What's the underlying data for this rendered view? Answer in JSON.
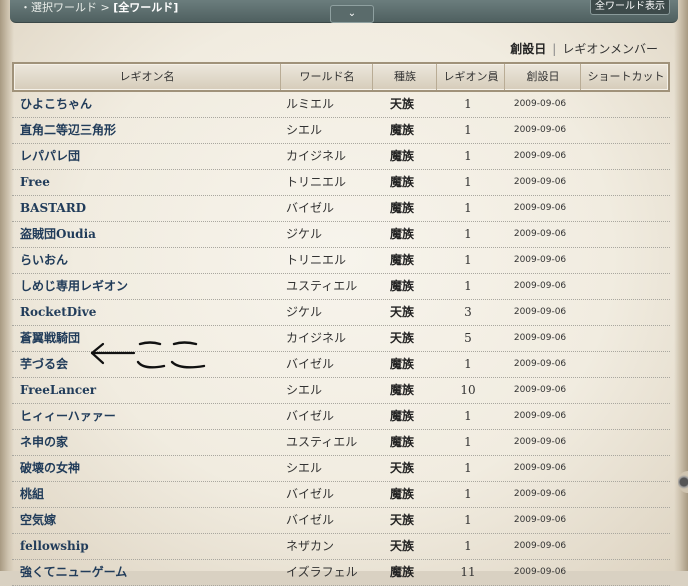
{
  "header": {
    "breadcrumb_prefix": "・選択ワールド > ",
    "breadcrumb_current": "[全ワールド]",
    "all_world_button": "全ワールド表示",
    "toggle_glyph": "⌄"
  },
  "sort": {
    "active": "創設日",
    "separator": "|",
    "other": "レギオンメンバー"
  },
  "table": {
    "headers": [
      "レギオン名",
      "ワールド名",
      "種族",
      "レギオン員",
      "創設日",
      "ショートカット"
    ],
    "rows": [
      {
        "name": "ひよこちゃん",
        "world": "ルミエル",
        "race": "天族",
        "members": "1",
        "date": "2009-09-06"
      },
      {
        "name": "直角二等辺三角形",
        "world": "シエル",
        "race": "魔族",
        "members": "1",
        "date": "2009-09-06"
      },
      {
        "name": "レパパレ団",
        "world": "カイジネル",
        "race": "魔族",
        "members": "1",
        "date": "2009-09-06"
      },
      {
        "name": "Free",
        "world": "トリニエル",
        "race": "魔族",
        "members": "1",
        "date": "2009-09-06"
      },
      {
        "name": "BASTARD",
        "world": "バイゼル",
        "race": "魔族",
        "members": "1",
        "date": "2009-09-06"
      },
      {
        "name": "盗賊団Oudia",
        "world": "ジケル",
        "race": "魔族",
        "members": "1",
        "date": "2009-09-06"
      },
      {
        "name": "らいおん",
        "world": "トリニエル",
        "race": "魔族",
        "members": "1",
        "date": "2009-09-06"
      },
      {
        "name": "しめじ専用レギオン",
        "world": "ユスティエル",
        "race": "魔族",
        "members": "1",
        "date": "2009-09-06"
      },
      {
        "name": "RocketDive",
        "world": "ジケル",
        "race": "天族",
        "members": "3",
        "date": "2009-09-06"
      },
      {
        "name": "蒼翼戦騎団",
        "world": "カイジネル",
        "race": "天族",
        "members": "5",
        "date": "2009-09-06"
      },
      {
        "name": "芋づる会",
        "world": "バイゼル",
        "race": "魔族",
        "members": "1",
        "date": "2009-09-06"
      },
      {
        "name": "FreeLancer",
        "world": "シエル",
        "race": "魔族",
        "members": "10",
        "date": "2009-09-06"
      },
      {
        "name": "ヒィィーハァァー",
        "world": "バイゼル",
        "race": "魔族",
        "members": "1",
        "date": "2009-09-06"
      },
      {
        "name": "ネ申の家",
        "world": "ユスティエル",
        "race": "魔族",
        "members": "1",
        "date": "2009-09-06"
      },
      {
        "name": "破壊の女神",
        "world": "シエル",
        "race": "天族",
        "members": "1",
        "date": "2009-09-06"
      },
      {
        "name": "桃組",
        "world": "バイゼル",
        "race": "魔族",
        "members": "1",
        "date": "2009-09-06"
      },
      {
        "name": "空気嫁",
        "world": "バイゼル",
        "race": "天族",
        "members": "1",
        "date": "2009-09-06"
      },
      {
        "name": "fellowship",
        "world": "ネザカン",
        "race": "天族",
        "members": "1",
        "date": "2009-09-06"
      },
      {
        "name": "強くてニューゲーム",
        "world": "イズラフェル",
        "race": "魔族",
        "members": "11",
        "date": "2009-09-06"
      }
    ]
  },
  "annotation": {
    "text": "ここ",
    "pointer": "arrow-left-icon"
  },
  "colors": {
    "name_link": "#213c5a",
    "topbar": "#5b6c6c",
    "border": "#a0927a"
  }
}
::::::::::
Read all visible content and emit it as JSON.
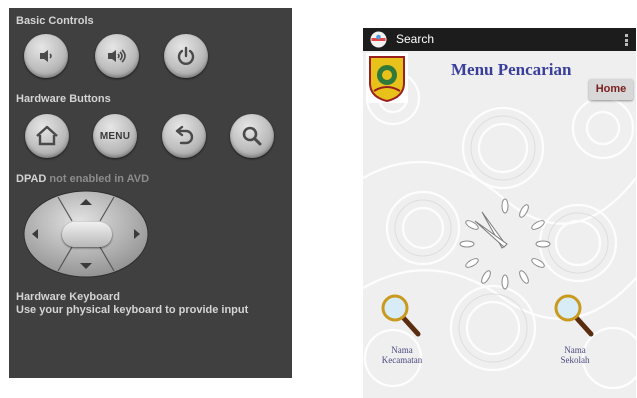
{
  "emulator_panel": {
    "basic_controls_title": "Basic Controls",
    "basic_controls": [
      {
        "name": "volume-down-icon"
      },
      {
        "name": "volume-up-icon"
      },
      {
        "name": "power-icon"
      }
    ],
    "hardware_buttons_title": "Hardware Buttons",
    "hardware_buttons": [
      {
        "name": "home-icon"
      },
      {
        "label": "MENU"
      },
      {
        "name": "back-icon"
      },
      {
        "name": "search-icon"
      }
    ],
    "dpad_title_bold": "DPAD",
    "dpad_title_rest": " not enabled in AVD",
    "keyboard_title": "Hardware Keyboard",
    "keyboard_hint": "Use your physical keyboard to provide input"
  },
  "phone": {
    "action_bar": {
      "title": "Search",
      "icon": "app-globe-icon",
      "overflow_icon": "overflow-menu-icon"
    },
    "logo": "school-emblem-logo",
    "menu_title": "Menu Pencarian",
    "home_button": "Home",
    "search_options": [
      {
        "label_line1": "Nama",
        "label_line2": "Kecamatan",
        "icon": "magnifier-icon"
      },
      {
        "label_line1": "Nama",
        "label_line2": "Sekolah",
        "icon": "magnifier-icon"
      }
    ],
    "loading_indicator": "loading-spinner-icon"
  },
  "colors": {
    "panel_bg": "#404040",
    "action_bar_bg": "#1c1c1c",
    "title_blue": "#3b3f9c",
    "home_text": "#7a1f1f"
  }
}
::::::::::
*What the task asks*:
Copy each line of the records containing the string "icon".

*Completed task*:
    "pointer": "arrow-left-icon"
        "name": "volume-down-icon"
        "name": "volume-up-icon"
        "name": "power-icon"
        "name": "home-icon"
        "name": "back-icon"
        "name": "search-icon"
      "icon": "app-globe-icon",
      "overflow_icon": "overflow-menu-icon"
        "icon": "magnifier-icon"
        "icon": "magnifier-icon"
    "loading_indicator": "loading-spinner-icon"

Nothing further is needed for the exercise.